:: Directions ::
For each line of the data below that holds "name", copy the line.

:: Supplied data ::

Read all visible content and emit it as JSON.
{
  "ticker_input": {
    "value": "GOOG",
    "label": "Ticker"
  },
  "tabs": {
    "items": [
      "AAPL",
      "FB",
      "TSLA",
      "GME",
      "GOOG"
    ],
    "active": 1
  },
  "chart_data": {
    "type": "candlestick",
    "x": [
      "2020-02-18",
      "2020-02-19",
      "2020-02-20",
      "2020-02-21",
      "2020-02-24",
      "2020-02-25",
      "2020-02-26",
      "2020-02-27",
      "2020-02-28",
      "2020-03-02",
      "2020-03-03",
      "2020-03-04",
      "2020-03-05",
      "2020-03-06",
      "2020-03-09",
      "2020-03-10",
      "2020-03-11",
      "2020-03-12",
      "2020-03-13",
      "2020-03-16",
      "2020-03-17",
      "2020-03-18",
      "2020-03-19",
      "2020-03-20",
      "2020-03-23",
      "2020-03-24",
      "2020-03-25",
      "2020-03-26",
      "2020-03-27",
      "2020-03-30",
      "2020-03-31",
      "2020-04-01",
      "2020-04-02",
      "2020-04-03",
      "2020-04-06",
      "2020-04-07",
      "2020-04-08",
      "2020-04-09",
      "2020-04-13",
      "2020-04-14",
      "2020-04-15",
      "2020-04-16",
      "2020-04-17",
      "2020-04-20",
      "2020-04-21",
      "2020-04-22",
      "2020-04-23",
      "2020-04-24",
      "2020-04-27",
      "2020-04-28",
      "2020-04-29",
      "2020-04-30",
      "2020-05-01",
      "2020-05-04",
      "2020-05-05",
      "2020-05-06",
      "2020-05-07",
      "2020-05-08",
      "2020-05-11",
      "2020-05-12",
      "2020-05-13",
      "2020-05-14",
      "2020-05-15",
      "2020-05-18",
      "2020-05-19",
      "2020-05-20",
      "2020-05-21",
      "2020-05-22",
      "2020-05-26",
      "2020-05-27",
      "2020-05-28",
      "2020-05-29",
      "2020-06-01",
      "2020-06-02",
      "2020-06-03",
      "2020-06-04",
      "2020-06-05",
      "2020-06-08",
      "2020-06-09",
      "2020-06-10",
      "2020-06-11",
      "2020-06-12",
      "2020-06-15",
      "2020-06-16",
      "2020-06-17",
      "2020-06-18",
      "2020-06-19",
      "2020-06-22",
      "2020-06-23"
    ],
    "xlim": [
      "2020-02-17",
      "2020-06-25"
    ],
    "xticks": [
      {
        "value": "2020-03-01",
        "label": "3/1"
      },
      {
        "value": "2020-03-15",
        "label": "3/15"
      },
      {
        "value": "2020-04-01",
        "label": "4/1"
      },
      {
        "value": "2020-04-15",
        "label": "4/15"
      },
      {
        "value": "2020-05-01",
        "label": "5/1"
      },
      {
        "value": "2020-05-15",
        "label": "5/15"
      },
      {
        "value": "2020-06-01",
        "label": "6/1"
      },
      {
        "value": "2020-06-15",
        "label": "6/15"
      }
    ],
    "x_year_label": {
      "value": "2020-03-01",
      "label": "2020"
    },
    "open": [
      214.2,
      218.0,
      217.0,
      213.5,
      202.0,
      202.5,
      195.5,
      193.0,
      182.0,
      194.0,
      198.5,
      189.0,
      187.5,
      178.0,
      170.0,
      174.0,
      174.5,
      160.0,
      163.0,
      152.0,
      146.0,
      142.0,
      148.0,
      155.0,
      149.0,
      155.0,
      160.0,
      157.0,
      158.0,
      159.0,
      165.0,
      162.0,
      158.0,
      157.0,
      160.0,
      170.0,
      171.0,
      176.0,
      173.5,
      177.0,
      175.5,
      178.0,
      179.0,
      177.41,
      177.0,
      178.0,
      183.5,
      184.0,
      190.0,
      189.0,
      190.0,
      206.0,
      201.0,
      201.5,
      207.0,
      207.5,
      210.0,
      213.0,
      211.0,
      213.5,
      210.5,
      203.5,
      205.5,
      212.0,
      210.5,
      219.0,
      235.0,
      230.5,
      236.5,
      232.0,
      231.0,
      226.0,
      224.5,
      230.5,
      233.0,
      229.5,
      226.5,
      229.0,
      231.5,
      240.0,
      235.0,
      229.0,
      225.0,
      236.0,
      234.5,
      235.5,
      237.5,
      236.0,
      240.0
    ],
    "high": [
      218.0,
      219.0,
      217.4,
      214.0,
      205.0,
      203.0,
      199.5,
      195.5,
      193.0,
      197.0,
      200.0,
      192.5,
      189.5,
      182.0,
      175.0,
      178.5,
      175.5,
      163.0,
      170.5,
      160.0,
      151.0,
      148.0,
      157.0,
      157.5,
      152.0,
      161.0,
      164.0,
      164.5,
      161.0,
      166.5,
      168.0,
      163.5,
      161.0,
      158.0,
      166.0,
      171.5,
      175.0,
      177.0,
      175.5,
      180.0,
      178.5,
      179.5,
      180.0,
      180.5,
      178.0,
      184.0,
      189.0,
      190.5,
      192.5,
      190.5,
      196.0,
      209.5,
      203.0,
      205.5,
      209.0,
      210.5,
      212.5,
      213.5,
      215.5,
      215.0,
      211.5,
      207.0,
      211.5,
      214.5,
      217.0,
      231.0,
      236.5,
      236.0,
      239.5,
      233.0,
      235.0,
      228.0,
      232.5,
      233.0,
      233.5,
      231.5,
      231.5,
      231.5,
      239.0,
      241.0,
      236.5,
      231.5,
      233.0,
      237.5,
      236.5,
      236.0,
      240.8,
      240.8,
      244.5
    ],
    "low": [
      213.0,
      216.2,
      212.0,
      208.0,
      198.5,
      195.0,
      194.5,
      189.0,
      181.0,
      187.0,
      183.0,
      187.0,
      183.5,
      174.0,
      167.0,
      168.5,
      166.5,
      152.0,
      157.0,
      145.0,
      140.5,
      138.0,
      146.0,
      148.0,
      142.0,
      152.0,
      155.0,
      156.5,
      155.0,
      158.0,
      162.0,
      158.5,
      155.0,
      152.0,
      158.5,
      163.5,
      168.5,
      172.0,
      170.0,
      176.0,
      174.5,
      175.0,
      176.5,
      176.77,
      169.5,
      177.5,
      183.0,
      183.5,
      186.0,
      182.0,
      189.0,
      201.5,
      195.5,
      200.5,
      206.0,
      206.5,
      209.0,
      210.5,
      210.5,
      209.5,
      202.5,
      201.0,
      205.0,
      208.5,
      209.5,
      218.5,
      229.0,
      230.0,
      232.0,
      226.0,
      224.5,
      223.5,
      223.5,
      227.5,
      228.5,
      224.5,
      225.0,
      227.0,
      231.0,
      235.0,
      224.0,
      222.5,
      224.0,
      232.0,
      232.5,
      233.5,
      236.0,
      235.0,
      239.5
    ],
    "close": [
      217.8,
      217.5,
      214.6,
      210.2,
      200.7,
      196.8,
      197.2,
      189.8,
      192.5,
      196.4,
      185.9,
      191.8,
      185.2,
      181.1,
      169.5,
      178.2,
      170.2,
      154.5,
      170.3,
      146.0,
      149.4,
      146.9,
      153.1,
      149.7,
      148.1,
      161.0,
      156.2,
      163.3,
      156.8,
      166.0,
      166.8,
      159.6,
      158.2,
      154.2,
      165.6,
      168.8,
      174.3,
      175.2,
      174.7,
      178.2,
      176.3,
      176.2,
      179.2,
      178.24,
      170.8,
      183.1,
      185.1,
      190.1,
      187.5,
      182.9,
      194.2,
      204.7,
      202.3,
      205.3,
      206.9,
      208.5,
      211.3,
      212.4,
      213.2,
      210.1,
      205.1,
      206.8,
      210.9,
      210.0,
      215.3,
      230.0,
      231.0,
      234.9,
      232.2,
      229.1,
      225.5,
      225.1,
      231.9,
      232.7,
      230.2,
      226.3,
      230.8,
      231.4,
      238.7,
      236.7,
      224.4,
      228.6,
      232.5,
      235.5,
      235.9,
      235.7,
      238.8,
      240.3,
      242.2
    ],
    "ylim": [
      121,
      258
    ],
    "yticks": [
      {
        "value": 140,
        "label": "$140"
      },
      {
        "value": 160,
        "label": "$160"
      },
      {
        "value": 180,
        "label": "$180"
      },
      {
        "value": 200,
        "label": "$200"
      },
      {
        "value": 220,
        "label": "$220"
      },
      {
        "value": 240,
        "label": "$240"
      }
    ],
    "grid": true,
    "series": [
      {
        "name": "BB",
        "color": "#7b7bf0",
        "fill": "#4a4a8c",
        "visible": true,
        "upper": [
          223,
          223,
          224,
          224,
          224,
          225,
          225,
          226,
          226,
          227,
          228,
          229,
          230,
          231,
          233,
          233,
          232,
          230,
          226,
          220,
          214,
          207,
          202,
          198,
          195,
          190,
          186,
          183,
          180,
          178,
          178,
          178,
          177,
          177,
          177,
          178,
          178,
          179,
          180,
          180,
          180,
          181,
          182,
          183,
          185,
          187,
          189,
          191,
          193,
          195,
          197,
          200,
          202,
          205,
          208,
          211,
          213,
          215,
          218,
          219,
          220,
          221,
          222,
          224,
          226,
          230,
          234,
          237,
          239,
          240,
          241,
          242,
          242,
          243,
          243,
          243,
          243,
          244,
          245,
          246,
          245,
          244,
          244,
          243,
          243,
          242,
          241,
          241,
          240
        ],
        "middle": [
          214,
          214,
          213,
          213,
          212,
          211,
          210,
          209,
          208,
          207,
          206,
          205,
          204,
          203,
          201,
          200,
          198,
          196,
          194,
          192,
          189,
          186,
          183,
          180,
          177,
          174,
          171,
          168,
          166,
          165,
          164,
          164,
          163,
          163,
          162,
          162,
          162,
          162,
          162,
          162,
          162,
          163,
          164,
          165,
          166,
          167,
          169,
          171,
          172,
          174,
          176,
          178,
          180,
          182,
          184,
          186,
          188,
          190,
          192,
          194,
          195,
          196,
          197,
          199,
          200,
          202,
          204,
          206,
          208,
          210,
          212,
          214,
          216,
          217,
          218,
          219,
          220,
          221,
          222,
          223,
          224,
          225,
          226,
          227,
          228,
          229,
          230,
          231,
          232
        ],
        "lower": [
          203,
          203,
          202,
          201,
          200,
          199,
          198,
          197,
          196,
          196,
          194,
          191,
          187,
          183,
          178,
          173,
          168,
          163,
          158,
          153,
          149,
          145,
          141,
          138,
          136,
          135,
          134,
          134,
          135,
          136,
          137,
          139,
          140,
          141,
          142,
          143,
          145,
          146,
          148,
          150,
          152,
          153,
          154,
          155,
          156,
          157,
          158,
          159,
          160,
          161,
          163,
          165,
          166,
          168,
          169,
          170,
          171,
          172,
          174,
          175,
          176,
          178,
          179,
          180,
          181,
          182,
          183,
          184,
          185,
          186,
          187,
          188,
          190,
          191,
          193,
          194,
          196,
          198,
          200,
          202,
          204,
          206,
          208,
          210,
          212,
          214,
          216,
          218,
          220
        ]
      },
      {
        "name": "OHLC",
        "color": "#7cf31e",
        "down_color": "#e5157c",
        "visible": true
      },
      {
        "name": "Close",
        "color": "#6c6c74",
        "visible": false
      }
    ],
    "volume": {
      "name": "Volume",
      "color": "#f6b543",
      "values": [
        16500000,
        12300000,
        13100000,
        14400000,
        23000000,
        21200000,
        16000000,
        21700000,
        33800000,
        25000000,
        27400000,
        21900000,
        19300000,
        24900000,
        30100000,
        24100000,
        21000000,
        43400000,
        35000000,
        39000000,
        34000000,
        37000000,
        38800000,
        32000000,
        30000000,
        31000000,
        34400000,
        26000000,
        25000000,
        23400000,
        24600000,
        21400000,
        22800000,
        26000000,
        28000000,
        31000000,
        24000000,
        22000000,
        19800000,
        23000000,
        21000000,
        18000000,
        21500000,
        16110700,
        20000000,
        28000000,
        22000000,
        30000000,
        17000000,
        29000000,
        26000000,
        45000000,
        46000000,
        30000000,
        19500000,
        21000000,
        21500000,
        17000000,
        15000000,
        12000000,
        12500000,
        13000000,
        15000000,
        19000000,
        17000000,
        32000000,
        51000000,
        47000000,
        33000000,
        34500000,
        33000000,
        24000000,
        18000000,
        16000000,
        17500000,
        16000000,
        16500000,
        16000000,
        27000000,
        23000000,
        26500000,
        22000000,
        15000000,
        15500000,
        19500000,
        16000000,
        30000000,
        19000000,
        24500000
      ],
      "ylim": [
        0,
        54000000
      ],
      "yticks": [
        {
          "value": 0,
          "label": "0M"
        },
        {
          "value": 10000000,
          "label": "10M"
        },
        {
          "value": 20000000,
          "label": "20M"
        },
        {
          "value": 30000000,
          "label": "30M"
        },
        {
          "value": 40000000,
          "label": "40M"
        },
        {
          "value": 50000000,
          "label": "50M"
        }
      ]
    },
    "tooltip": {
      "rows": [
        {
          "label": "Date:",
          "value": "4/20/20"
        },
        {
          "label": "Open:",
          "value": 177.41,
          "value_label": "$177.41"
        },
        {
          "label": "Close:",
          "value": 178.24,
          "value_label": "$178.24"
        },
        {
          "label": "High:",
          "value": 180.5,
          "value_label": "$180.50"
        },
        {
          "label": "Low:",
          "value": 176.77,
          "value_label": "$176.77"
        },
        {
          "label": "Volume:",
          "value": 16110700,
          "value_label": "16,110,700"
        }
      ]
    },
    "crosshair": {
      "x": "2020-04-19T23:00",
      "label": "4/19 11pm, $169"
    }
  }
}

:: Written reply ::
        "name": "BB",
        "name": "OHLC",
        "name": "Close",
      "name": "Volume",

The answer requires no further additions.